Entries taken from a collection
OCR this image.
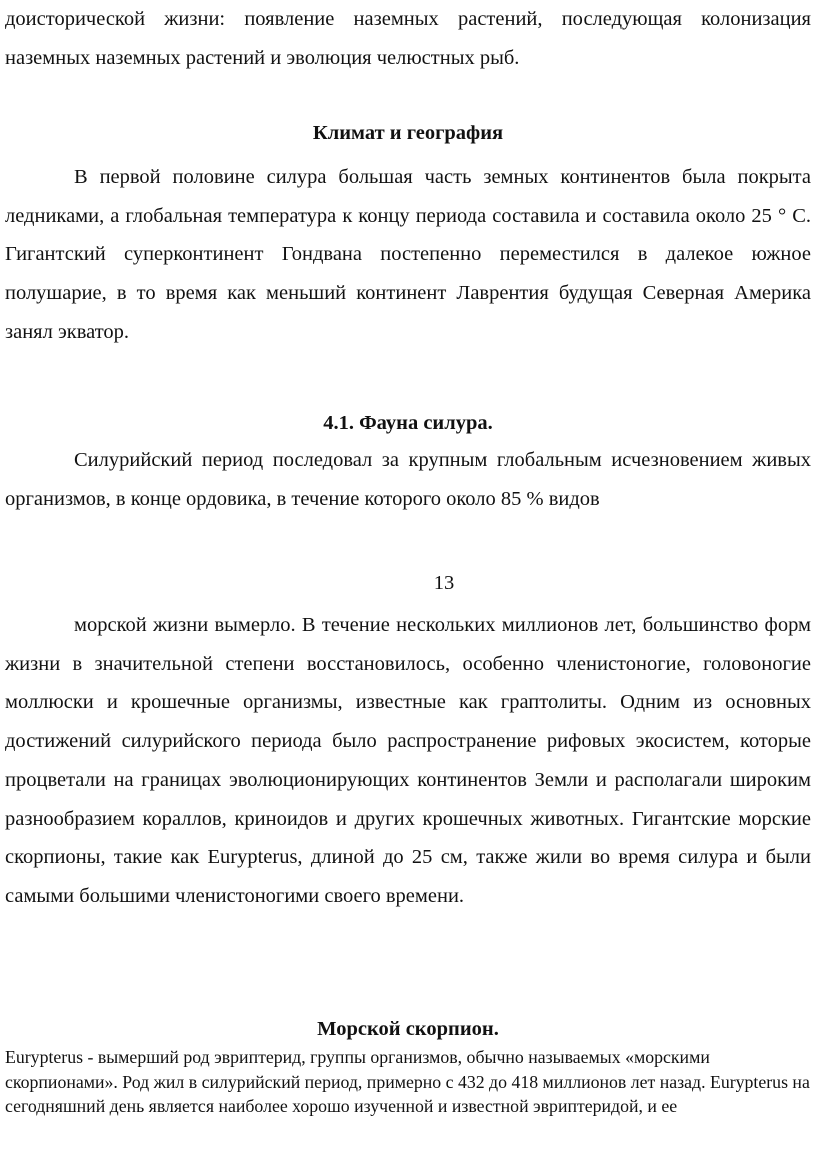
доисторической жизни: появление наземных растений, последующая колонизация наземных наземных растений и эволюция челюстных рыб.

Климат и география

В первой половине силура большая часть земных континентов была покрыта ледниками, а глобальная температура к концу периода составила и составила около 25 ° C. Гигантский суперконтинент Гондвана постепенно переместился в далекое южное полушарие, в то время как меньший континент Лаврентия будущая Северная Америка занял экватор.

4.1. Фауна силура.

Силурийский период последовал за крупным глобальным исчезновением живых организмов, в конце ордовика, в течение которого около 85 % видов

13

морской жизни вымерло. В течение нескольких миллионов лет, большинство форм жизни в значительной степени восстановилось, особенно членистоногие, головоногие моллюски и крошечные организмы, известные как граптолиты. Одним из основных достижений силурийского периода было распространение рифовых экосистем, которые процветали на границах эволюционирующих континентов Земли и располагали широким разнообразием кораллов, криноидов и других крошечных животных. Гигантские морские скорпионы, такие как Eurypterus, длиной до 25 см, также жили во время силура и были самыми большими членистоногими своего времени.

Морской скорпион.

Eurypterus - вымерший род эвриптерид, группы организмов, обычно называемых «морскими скорпионами». Род жил в силурийский период, примерно с 432 до 418 миллионов лет назад. Eurypterus на сегодняшний день является наиболее хорошо изученной и известной эвриптеридой, и ее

== WHAT IS ASKED ==
Extract all the entries word for word; omit any pictures.

== SOLUTION FOR THIS TASK ==
OCR this image.
доисторической жизни: появление наземных растений, последующая колонизация наземных наземных растений и эволюция челюстных рыб.

Климат и география

В первой половине силура большая часть земных континентов была покрыта ледниками, а глобальная температура к концу периода составила и составила около 25 ° C. Гигантский суперконтинент Гондвана постепенно переместился в далекое южное полушарие, в то время как меньший континент Лаврентия будущая Северная Америка занял экватор.

4.1. Фауна силура.

Силурийский период последовал за крупным глобальным исчезновением живых организмов, в конце ордовика, в течение которого около 85 % видов

13

морской жизни вымерло. В течение нескольких миллионов лет, большинство форм жизни в значительной степени восстановилось, особенно членистоногие, головоногие моллюски и крошечные организмы, известные как граптолиты. Одним из основных достижений силурийского периода было распространение рифовых экосистем, которые процветали на границах эволюционирующих континентов Земли и располагали широким разнообразием кораллов, криноидов и других крошечных животных. Гигантские морские скорпионы, такие как Eurypterus, длиной до 25 см, также жили во время силура и были самыми большими членистоногими своего времени.

Морской скорпион.

Eurypterus - вымерший род эвриптерид, группы организмов, обычно называемых «морскими скорпионами». Род жил в силурийский период, примерно с 432 до 418 миллионов лет назад. Eurypterus на сегодняшний день является наиболее хорошо изученной и известной эвриптеридой, и ее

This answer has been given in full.